Collected data:
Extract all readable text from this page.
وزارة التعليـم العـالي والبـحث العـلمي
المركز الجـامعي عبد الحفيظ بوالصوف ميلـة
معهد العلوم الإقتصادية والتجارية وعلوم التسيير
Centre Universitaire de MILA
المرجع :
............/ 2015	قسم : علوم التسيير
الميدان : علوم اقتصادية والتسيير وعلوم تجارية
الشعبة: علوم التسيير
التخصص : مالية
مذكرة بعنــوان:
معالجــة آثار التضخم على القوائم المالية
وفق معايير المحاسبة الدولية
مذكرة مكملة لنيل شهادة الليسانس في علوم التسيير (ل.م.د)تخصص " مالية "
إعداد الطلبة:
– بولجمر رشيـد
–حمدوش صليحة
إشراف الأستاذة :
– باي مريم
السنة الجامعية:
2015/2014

▶ [Written problem]: Output all of the material exactly as written.

▶ [Full response]:
Extract all readable text from this page.
وزارة التعليـم العـالي والبـحث العـلمي
المركز الجـامعي عبد الحفيظ بوالصوف ميلـة
معهد العلوم الإقتصادية والتجارية وعلوم التسيير
Centre Universitaire de MILA
المرجع :
............/ 2015	قسم : علوم التسيير
الميدان : علوم اقتصادية والتسيير وعلوم تجارية
الشعبة: علوم التسيير
التخصص : مالية
مذكرة بعنــوان:
معالجــة آثار التضخم على القوائم المالية
وفق معايير المحاسبة الدولية
مذكرة مكملة لنيل شهادة الليسانس في علوم التسيير (ل.م.د)تخصص " مالية "
إعداد الطلبة:
– بولجمر رشيـد
–حمدوش صليحة
إشراف الأستاذة :
– باي مريم
السنة الجامعية:
2015/2014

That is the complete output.